## Stated exercise
Please give the entries again in full and exactly, without any picture.

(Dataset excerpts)
= = = = =
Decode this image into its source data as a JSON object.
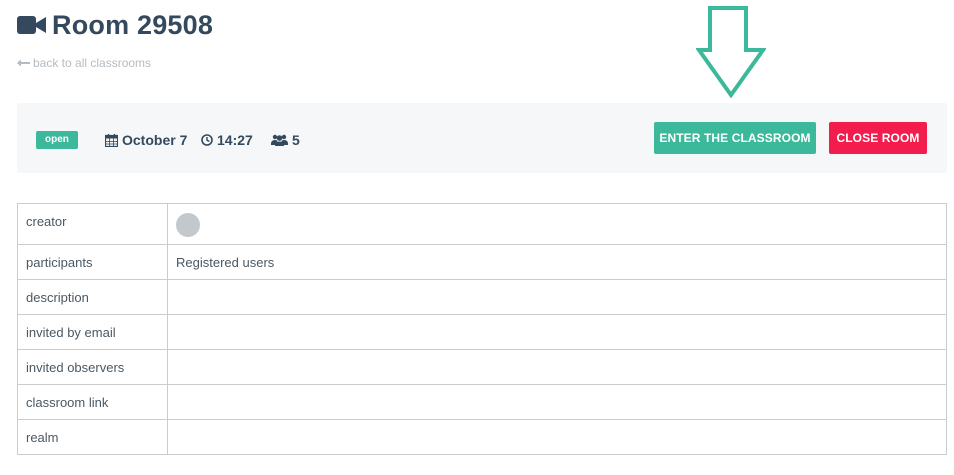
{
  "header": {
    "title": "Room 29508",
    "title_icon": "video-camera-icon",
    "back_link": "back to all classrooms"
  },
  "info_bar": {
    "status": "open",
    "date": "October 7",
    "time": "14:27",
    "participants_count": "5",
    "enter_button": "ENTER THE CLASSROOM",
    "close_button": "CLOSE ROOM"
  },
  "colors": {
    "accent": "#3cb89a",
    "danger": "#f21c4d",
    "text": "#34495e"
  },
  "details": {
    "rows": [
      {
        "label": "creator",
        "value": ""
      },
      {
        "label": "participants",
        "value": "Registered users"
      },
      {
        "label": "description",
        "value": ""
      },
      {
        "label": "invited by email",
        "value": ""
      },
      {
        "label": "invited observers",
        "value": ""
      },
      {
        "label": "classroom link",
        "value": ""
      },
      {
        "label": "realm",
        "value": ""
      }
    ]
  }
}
= = = = =
## Answer for the task
Decode this image into its source data as a JSON object.
{
  "header": {
    "title": "Room 29508",
    "title_icon": "video-camera-icon",
    "back_link": "back to all classrooms"
  },
  "info_bar": {
    "status": "open",
    "date": "October 7",
    "time": "14:27",
    "participants_count": "5",
    "enter_button": "ENTER THE CLASSROOM",
    "close_button": "CLOSE ROOM"
  },
  "colors": {
    "accent": "#3cb89a",
    "danger": "#f21c4d",
    "text": "#34495e"
  },
  "details": {
    "rows": [
      {
        "label": "creator",
        "value": ""
      },
      {
        "label": "participants",
        "value": "Registered users"
      },
      {
        "label": "description",
        "value": ""
      },
      {
        "label": "invited by email",
        "value": ""
      },
      {
        "label": "invited observers",
        "value": ""
      },
      {
        "label": "classroom link",
        "value": ""
      },
      {
        "label": "realm",
        "value": ""
      }
    ]
  }
}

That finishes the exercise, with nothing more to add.